- **Exercise**: Please copy all the lines that follow, word for word.

(Entries from a dataset)

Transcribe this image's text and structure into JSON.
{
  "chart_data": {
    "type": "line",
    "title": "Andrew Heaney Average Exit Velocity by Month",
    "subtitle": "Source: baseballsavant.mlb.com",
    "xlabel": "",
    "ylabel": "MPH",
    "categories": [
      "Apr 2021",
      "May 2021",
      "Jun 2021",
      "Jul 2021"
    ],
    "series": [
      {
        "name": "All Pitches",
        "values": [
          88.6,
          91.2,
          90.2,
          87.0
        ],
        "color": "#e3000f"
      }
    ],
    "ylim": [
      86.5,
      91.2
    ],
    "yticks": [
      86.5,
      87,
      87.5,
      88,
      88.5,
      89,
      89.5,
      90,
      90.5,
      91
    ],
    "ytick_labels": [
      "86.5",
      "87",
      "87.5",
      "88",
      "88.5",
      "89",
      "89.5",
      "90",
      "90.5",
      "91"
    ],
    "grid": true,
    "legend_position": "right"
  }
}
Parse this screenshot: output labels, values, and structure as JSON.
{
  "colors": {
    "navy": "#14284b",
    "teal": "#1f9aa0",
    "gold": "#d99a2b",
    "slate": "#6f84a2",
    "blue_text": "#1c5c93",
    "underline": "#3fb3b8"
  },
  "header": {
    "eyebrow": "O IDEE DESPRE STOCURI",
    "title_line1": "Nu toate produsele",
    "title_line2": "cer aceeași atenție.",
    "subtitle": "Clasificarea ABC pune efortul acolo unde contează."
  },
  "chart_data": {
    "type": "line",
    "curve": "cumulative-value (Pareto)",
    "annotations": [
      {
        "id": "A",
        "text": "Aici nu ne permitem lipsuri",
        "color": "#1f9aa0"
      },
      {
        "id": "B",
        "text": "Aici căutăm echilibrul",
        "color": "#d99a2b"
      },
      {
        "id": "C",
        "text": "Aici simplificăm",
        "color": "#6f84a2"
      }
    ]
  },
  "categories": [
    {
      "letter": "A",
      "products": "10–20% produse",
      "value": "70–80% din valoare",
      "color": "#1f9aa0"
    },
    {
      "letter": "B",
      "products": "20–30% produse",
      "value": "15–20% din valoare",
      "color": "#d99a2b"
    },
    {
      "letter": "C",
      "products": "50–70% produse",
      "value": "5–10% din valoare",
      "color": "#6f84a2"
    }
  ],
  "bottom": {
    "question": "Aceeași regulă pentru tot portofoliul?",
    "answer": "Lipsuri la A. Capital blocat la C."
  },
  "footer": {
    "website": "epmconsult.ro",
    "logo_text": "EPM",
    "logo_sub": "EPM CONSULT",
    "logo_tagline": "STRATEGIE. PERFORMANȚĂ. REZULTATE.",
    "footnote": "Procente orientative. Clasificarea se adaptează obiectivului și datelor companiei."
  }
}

- **In response**:
Transcribe this image's text and structure into JSON.
{
  "chart_data": {
    "type": "line",
    "title": "Andrew Heaney Average Exit Velocity by Month",
    "subtitle": "Source: baseballsavant.mlb.com",
    "xlabel": "",
    "ylabel": "MPH",
    "categories": [
      "Apr 2021",
      "May 2021",
      "Jun 2021",
      "Jul 2021"
    ],
    "series": [
      {
        "name": "All Pitches",
        "values": [
          88.6,
          91.2,
          90.2,
          87.0
        ],
        "color": "#e3000f"
      }
    ],
    "ylim": [
      86.5,
      91.2
    ],
    "yticks": [
      86.5,
      87,
      87.5,
      88,
      88.5,
      89,
      89.5,
      90,
      90.5,
      91
    ],
    "ytick_labels": [
      "86.5",
      "87",
      "87.5",
      "88",
      "88.5",
      "89",
      "89.5",
      "90",
      "90.5",
      "91"
    ],
    "grid": true,
    "legend_position": "right"
  }
}
Parse this screenshot: output labels, values, and structure as JSON.
{
  "colors": {
    "navy": "#14284b",
    "teal": "#1f9aa0",
    "gold": "#d99a2b",
    "slate": "#6f84a2",
    "blue_text": "#1c5c93",
    "underline": "#3fb3b8"
  },
  "header": {
    "eyebrow": "O IDEE DESPRE STOCURI",
    "title_line1": "Nu toate produsele",
    "title_line2": "cer aceeași atenție.",
    "subtitle": "Clasificarea ABC pune efortul acolo unde contează."
  },
  "chart_data": {
    "type": "line",
    "curve": "cumulative-value (Pareto)",
    "annotations": [
      {
        "id": "A",
        "text": "Aici nu ne permitem lipsuri",
        "color": "#1f9aa0"
      },
      {
        "id": "B",
        "text": "Aici căutăm echilibrul",
        "color": "#d99a2b"
      },
      {
        "id": "C",
        "text": "Aici simplificăm",
        "color": "#6f84a2"
      }
    ]
  },
  "categories": [
    {
      "letter": "A",
      "products": "10–20% produse",
      "value": "70–80% din valoare",
      "color": "#1f9aa0"
    },
    {
      "letter": "B",
      "products": "20–30% produse",
      "value": "15–20% din valoare",
      "color": "#d99a2b"
    },
    {
      "letter": "C",
      "products": "50–70% produse",
      "value": "5–10% din valoare",
      "color": "#6f84a2"
    }
  ],
  "bottom": {
    "question": "Aceeași regulă pentru tot portofoliul?",
    "answer": "Lipsuri la A. Capital blocat la C."
  },
  "footer": {
    "website": "epmconsult.ro",
    "logo_text": "EPM",
    "logo_sub": "EPM CONSULT",
    "logo_tagline": "STRATEGIE. PERFORMANȚĂ. REZULTATE.",
    "footnote": "Procente orientative. Clasificarea se adaptează obiectivului și datelor companiei."
  }
}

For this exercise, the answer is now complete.